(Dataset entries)
**********
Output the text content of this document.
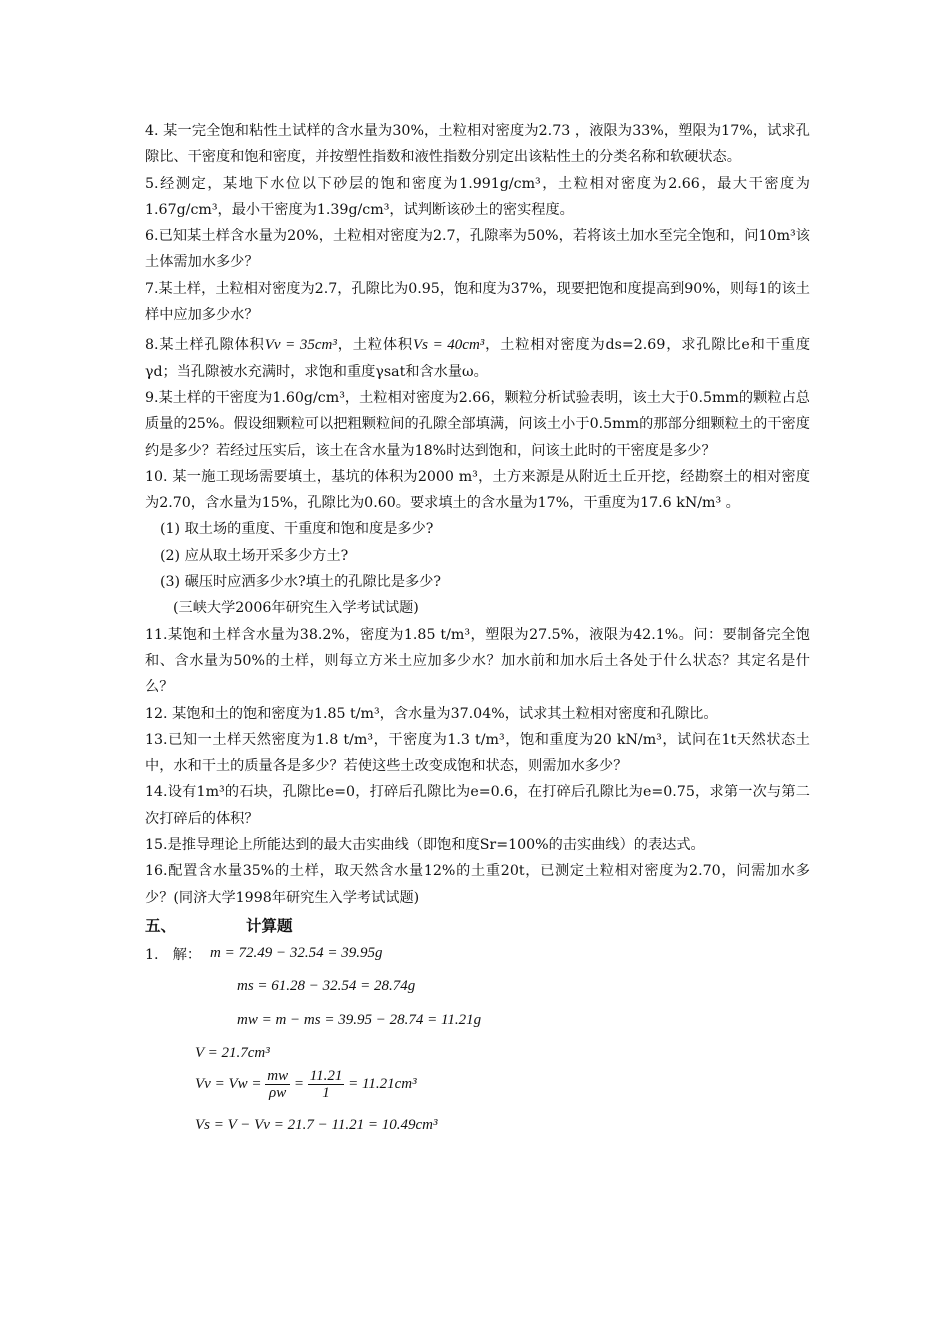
4. 某一完全饱和粘性土试样的含水量为30%，土粒相对密度为2.73 ，液限为33%，塑限为17%，试求孔隙比、干密度和饱和密度，并按塑性指数和液性指数分别定出该粘性土的分类名称和软硬状态。

5.经测定，某地下水位以下砂层的饱和密度为1.991g/cm³，土粒相对密度为2.66，最大干密度为1.67g/cm³，最小干密度为1.39g/cm³，试判断该砂土的密实程度。

6.已知某土样含水量为20%，土粒相对密度为2.7，孔隙率为50%，若将该土加水至完全饱和，问10m³该土体需加水多少？

7.某土样，土粒相对密度为2.7，孔隙比为0.95，饱和度为37%，现要把饱和度提高到90%，则每1的该土样中应加多少水？

8.某土样孔隙体积Vv = 35cm³，土粒体积Vs = 40cm³，土粒相对密度为ds=2.69，求孔隙比e和干重度γd；当孔隙被水充满时，求饱和重度γsat和含水量ω。

9.某土样的干密度为1.60g/cm³，土粒相对密度为2.66，颗粒分析试验表明，该土大于0.5mm的颗粒占总质量的25%。假设细颗粒可以把粗颗粒间的孔隙全部填满，问该土小于0.5mm的那部分细颗粒土的干密度约是多少？若经过压实后，该土在含水量为18%时达到饱和，问该土此时的干密度是多少？

10. 某一施工现场需要填土，基坑的体积为2000 m³，土方来源是从附近土丘开挖，经勘察土的相对密度为2.70，含水量为15%，孔隙比为0.60。要求填土的含水量为17%，干重度为17.6 kN/m³ 。

(1) 取土场的重度、干重度和饱和度是多少?

(2) 应从取土场开采多少方土?

(3) 碾压时应洒多少水?填土的孔隙比是多少?

(三峡大学2006年研究生入学考试试题)

11.某饱和土样含水量为38.2%，密度为1.85 t/m³，塑限为27.5%，液限为42.1%。问：要制备完全饱和、含水量为50%的土样，则每立方米土应加多少水？加水前和加水后土各处于什么状态？其定名是什么？

12. 某饱和土的饱和密度为1.85 t/m³，含水量为37.04%，试求其土粒相对密度和孔隙比。

13.已知一土样天然密度为1.8 t/m³，干密度为1.3 t/m³，饱和重度为20 kN/m³，试问在1t天然状态土中，水和干土的质量各是多少？若使这些土改变成饱和状态，则需加水多少？

14.设有1m³的石块，孔隙比e=0，打碎后孔隙比为e=0.6，在打碎后孔隙比为e=0.75，求第一次与第二次打碎后的体积？

15.是推导理论上所能达到的最大击实曲线（即饱和度Sr=100%的击实曲线）的表达式。

16.配置含水量35%的土样，取天然含水量12%的土重20t，已测定土粒相对密度为2.70，问需加水多少？(同济大学1998年研究生入学考试试题)

五、	计算题
1.　解： m = 72.49 − 32.54 = 39.95g
ms = 61.28 − 32.54 = 28.74g
mw = m − ms = 39.95 − 28.74 = 11.21g
V = 21.7cm³
$Vv = Vw = \frac{mw}{\rho w} = \frac{11.21}{1} = 11.21cm^3$
Vs = V − Vv = 21.7 − 11.21 = 10.49cm³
**********
* _SET EXERCISE_
Reproduce the listing exactly. Leave its pictures out.

* _RESPONSE_
Output the text content of this document.
4. 某一完全饱和粘性土试样的含水量为30%，土粒相对密度为2.73 ，液限为33%，塑限为17%，试求孔隙比、干密度和饱和密度，并按塑性指数和液性指数分别定出该粘性土的分类名称和软硬状态。

5.经测定，某地下水位以下砂层的饱和密度为1.991g/cm³，土粒相对密度为2.66，最大干密度为1.67g/cm³，最小干密度为1.39g/cm³，试判断该砂土的密实程度。

6.已知某土样含水量为20%，土粒相对密度为2.7，孔隙率为50%，若将该土加水至完全饱和，问10m³该土体需加水多少？

7.某土样，土粒相对密度为2.7，孔隙比为0.95，饱和度为37%，现要把饱和度提高到90%，则每1的该土样中应加多少水？

8.某土样孔隙体积Vv = 35cm³，土粒体积Vs = 40cm³，土粒相对密度为ds=2.69，求孔隙比e和干重度γd；当孔隙被水充满时，求饱和重度γsat和含水量ω。

9.某土样的干密度为1.60g/cm³，土粒相对密度为2.66，颗粒分析试验表明，该土大于0.5mm的颗粒占总质量的25%。假设细颗粒可以把粗颗粒间的孔隙全部填满，问该土小于0.5mm的那部分细颗粒土的干密度约是多少？若经过压实后，该土在含水量为18%时达到饱和，问该土此时的干密度是多少？

10. 某一施工现场需要填土，基坑的体积为2000 m³，土方来源是从附近土丘开挖，经勘察土的相对密度为2.70，含水量为15%，孔隙比为0.60。要求填土的含水量为17%，干重度为17.6 kN/m³ 。

(1) 取土场的重度、干重度和饱和度是多少?

(2) 应从取土场开采多少方土?

(3) 碾压时应洒多少水?填土的孔隙比是多少?

(三峡大学2006年研究生入学考试试题)

11.某饱和土样含水量为38.2%，密度为1.85 t/m³，塑限为27.5%，液限为42.1%。问：要制备完全饱和、含水量为50%的土样，则每立方米土应加多少水？加水前和加水后土各处于什么状态？其定名是什么？

12. 某饱和土的饱和密度为1.85 t/m³，含水量为37.04%，试求其土粒相对密度和孔隙比。

13.已知一土样天然密度为1.8 t/m³，干密度为1.3 t/m³，饱和重度为20 kN/m³，试问在1t天然状态土中，水和干土的质量各是多少？若使这些土改变成饱和状态，则需加水多少？

14.设有1m³的石块，孔隙比e=0，打碎后孔隙比为e=0.6，在打碎后孔隙比为e=0.75，求第一次与第二次打碎后的体积？

15.是推导理论上所能达到的最大击实曲线（即饱和度Sr=100%的击实曲线）的表达式。

16.配置含水量35%的土样，取天然含水量12%的土重20t，已测定土粒相对密度为2.70，问需加水多少？(同济大学1998年研究生入学考试试题)

五、	计算题
1.　解： m = 72.49 − 32.54 = 39.95g
ms = 61.28 − 32.54 = 28.74g
mw = m − ms = 39.95 − 28.74 = 11.21g
V = 21.7cm³
$Vv = Vw = \frac{mw}{\rho w} = \frac{11.21}{1} = 11.21cm^3$
Vs = V − Vv = 21.7 − 11.21 = 10.49cm³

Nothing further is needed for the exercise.